> What is asked
Reproduce the material in full, exactly as written.

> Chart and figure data
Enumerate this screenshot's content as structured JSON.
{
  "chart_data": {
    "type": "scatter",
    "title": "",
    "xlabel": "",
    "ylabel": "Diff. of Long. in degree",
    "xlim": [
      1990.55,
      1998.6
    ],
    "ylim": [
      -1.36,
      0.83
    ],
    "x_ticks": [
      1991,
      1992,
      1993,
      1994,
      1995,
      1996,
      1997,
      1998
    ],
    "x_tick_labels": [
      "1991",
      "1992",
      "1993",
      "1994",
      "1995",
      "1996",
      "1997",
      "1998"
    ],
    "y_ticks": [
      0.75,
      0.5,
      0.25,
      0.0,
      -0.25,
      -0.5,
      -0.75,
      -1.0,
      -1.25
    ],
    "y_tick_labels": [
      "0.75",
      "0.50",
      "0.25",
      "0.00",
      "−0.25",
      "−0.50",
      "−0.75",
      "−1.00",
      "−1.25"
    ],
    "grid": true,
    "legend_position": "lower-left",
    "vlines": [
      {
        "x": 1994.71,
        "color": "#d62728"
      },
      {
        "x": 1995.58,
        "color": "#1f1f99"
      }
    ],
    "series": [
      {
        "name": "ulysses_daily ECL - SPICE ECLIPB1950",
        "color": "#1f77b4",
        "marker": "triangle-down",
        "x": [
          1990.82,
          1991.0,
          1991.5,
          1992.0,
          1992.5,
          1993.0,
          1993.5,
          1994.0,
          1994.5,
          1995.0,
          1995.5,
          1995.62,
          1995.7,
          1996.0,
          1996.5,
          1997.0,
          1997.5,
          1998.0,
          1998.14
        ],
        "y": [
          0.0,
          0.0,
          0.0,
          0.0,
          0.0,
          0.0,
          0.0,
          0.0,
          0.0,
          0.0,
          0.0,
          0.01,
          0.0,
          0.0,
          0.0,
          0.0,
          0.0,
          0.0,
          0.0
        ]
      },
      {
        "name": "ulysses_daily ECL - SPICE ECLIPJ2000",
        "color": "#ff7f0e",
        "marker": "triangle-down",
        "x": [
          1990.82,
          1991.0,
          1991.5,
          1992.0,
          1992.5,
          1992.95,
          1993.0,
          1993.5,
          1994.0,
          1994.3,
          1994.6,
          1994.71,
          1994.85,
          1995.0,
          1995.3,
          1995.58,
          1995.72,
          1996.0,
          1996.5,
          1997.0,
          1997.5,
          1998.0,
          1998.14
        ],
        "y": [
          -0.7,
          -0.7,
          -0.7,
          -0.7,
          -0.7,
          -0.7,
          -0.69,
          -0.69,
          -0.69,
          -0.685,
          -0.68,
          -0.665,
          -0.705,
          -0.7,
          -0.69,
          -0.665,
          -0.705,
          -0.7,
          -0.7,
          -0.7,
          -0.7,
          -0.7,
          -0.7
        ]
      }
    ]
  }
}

> Expected output
Enumerate this screenshot's content as structured JSON.
{
  "chart_data": {
    "type": "scatter",
    "title": "",
    "xlabel": "",
    "ylabel": "Diff. of Long. in degree",
    "xlim": [
      1990.55,
      1998.6
    ],
    "ylim": [
      -1.36,
      0.83
    ],
    "x_ticks": [
      1991,
      1992,
      1993,
      1994,
      1995,
      1996,
      1997,
      1998
    ],
    "x_tick_labels": [
      "1991",
      "1992",
      "1993",
      "1994",
      "1995",
      "1996",
      "1997",
      "1998"
    ],
    "y_ticks": [
      0.75,
      0.5,
      0.25,
      0.0,
      -0.25,
      -0.5,
      -0.75,
      -1.0,
      -1.25
    ],
    "y_tick_labels": [
      "0.75",
      "0.50",
      "0.25",
      "0.00",
      "−0.25",
      "−0.50",
      "−0.75",
      "−1.00",
      "−1.25"
    ],
    "grid": true,
    "legend_position": "lower-left",
    "vlines": [
      {
        "x": 1994.71,
        "color": "#d62728"
      },
      {
        "x": 1995.58,
        "color": "#1f1f99"
      }
    ],
    "series": [
      {
        "name": "ulysses_daily ECL - SPICE ECLIPB1950",
        "color": "#1f77b4",
        "marker": "triangle-down",
        "x": [
          1990.82,
          1991.0,
          1991.5,
          1992.0,
          1992.5,
          1993.0,
          1993.5,
          1994.0,
          1994.5,
          1995.0,
          1995.5,
          1995.62,
          1995.7,
          1996.0,
          1996.5,
          1997.0,
          1997.5,
          1998.0,
          1998.14
        ],
        "y": [
          0.0,
          0.0,
          0.0,
          0.0,
          0.0,
          0.0,
          0.0,
          0.0,
          0.0,
          0.0,
          0.0,
          0.01,
          0.0,
          0.0,
          0.0,
          0.0,
          0.0,
          0.0,
          0.0
        ]
      },
      {
        "name": "ulysses_daily ECL - SPICE ECLIPJ2000",
        "color": "#ff7f0e",
        "marker": "triangle-down",
        "x": [
          1990.82,
          1991.0,
          1991.5,
          1992.0,
          1992.5,
          1992.95,
          1993.0,
          1993.5,
          1994.0,
          1994.3,
          1994.6,
          1994.71,
          1994.85,
          1995.0,
          1995.3,
          1995.58,
          1995.72,
          1996.0,
          1996.5,
          1997.0,
          1997.5,
          1998.0,
          1998.14
        ],
        "y": [
          -0.7,
          -0.7,
          -0.7,
          -0.7,
          -0.7,
          -0.7,
          -0.69,
          -0.69,
          -0.69,
          -0.685,
          -0.68,
          -0.665,
          -0.705,
          -0.7,
          -0.69,
          -0.665,
          -0.705,
          -0.7,
          -0.7,
          -0.7,
          -0.7,
          -0.7,
          -0.7
        ]
      }
    ]
  }
}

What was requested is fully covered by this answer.